Short task
Reproduce all of the data below word for word, omitting the pictures.

Data to use

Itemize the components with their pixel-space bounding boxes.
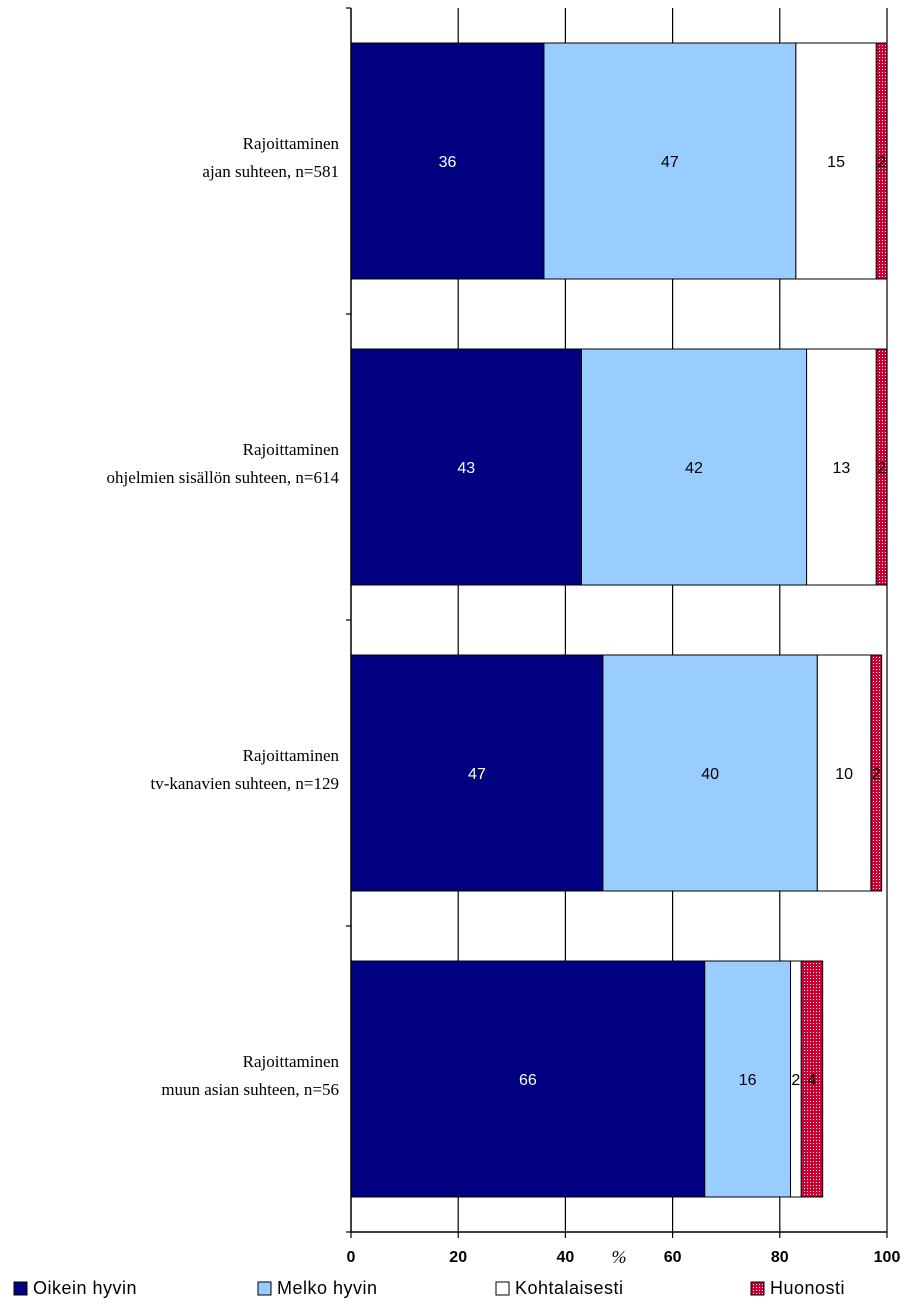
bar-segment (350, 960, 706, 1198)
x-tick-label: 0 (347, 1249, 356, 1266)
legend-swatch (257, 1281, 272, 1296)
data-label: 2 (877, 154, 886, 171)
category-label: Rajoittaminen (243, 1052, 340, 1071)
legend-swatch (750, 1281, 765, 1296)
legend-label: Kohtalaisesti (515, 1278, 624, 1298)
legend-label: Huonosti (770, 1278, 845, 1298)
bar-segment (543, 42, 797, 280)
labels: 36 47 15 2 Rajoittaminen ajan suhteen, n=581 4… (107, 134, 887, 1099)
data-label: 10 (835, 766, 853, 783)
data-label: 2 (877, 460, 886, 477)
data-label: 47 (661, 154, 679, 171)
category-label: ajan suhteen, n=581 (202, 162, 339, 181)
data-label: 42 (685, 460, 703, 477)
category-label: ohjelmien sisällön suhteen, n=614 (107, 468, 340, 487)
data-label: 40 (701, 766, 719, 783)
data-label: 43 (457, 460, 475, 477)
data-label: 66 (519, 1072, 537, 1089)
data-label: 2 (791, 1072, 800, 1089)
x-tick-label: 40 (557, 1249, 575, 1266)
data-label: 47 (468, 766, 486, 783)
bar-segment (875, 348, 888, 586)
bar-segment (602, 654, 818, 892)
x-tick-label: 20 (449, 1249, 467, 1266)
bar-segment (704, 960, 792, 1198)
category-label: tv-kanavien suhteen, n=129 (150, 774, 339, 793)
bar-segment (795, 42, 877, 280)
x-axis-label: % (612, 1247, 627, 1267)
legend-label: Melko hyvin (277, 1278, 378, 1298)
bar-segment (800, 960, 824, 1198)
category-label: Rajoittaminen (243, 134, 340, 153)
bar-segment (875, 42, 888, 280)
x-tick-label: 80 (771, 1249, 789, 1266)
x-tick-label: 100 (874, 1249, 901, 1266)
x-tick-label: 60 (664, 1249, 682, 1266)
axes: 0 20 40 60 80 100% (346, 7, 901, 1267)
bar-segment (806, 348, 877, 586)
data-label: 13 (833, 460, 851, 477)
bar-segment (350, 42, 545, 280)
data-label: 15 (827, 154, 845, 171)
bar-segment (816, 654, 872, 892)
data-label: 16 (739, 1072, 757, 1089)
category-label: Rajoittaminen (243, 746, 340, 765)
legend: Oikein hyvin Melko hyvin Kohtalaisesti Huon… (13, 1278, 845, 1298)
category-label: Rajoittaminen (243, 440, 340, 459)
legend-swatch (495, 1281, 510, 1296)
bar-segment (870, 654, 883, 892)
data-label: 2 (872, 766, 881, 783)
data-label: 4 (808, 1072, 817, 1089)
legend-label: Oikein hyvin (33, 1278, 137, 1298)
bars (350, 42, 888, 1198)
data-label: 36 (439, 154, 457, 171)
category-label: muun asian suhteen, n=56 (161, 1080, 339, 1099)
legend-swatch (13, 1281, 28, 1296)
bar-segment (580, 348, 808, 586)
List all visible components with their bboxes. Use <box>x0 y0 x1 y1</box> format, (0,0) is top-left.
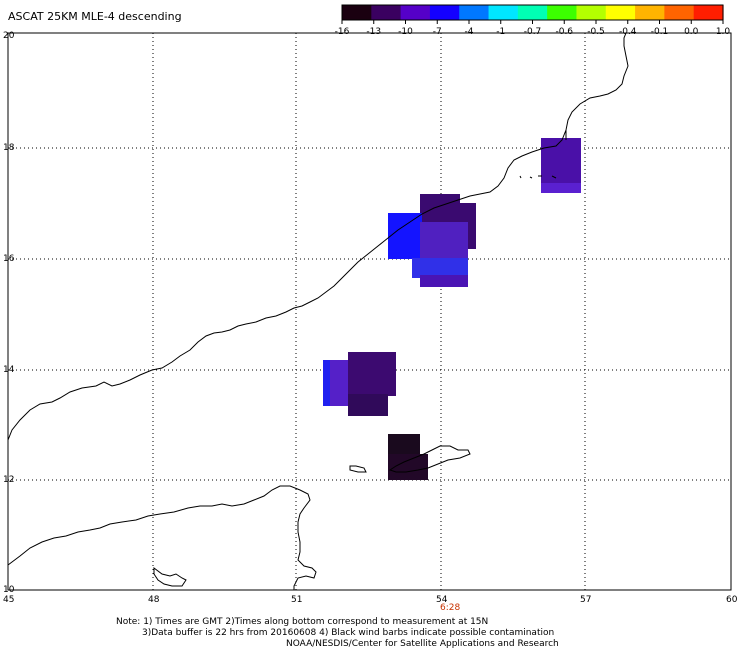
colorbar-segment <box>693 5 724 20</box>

Worked answer
Itemize the components with their pixel-space bounding boxes.
bar-segment (350, 960, 706, 1198)
x-tick-label: 0 (347, 1249, 356, 1266)
legend-swatch (257, 1281, 272, 1296)
data-label: 2 (877, 154, 886, 171)
category-label: Rajoittaminen (243, 1052, 340, 1071)
legend-swatch (750, 1281, 765, 1296)
legend-label: Kohtalaisesti (515, 1278, 624, 1298)
legend-label: Huonosti (770, 1278, 845, 1298)
bar-segment (543, 42, 797, 280)
labels: 36 47 15 2 Rajoittaminen ajan suhteen, n=581 4… (107, 134, 887, 1099)
data-label: 10 (835, 766, 853, 783)
data-label: 2 (877, 460, 886, 477)
data-label: 47 (661, 154, 679, 171)
category-label: ajan suhteen, n=581 (202, 162, 339, 181)
data-label: 42 (685, 460, 703, 477)
category-label: ohjelmien sisällön suhteen, n=614 (107, 468, 340, 487)
data-label: 40 (701, 766, 719, 783)
data-label: 43 (457, 460, 475, 477)
data-label: 66 (519, 1072, 537, 1089)
data-label: 2 (791, 1072, 800, 1089)
x-tick-label: 40 (557, 1249, 575, 1266)
data-label: 47 (468, 766, 486, 783)
bar-segment (875, 348, 888, 586)
bar-segment (602, 654, 818, 892)
x-tick-label: 20 (449, 1249, 467, 1266)
bar-segment (704, 960, 792, 1198)
category-label: tv-kanavien suhteen, n=129 (150, 774, 339, 793)
bar-segment (795, 42, 877, 280)
x-axis-label: % (612, 1247, 627, 1267)
legend-label: Melko hyvin (277, 1278, 378, 1298)
bar-segment (800, 960, 824, 1198)
category-label: Rajoittaminen (243, 134, 340, 153)
bar-segment (875, 42, 888, 280)
x-tick-label: 80 (771, 1249, 789, 1266)
x-tick-label: 100 (874, 1249, 901, 1266)
x-tick-label: 60 (664, 1249, 682, 1266)
axes: 0 20 40 60 80 100% (346, 7, 901, 1267)
bar-segment (806, 348, 877, 586)
data-label: 13 (833, 460, 851, 477)
bar-segment (350, 42, 545, 280)
data-label: 15 (827, 154, 845, 171)
bar-segment (816, 654, 872, 892)
data-label: 16 (739, 1072, 757, 1089)
category-label: Rajoittaminen (243, 746, 340, 765)
legend: Oikein hyvin Melko hyvin Kohtalaisesti Huon… (13, 1278, 845, 1298)
category-label: Rajoittaminen (243, 440, 340, 459)
legend-swatch (495, 1281, 510, 1296)
bar-segment (870, 654, 883, 892)
data-label: 2 (872, 766, 881, 783)
data-label: 4 (808, 1072, 817, 1089)
legend-label: Oikein hyvin (33, 1278, 137, 1298)
bars (350, 42, 888, 1198)
data-label: 36 (439, 154, 457, 171)
category-label: muun asian suhteen, n=56 (161, 1080, 339, 1099)
legend-swatch (13, 1281, 28, 1296)
bar-segment (580, 348, 808, 586)
List all visible components with their bboxes. Use <box>x0 y0 x1 y1</box> format, (0,0) is top-left.
colorbar-segment <box>693 5 724 20</box>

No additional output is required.